*** Entries supplied ***

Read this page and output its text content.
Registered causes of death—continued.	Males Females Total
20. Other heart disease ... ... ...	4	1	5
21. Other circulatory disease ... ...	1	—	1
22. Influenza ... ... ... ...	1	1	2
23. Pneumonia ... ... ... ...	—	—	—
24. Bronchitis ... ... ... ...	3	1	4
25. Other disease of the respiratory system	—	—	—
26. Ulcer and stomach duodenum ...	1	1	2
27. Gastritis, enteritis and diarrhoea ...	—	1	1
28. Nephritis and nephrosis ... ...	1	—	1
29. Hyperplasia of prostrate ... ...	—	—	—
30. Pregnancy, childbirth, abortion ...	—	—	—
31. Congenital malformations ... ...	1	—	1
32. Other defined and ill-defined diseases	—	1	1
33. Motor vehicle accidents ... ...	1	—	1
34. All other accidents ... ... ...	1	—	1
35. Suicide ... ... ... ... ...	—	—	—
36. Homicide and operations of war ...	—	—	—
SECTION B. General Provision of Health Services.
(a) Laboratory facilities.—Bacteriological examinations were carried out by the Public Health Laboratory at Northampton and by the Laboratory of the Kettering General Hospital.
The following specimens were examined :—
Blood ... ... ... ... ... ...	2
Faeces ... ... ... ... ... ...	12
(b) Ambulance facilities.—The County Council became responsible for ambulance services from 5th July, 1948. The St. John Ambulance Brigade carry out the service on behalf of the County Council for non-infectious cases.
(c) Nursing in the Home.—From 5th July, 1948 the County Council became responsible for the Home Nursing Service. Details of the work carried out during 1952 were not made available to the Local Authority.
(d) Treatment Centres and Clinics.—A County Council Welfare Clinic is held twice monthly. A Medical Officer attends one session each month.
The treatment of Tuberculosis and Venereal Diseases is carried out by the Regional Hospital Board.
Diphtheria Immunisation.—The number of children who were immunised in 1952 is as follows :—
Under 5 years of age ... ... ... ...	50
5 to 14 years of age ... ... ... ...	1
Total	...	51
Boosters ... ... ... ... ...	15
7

***

> [Task]
In the records shown above, how many lines include the word "years"? Answer with the number only.

> [Written answer]
2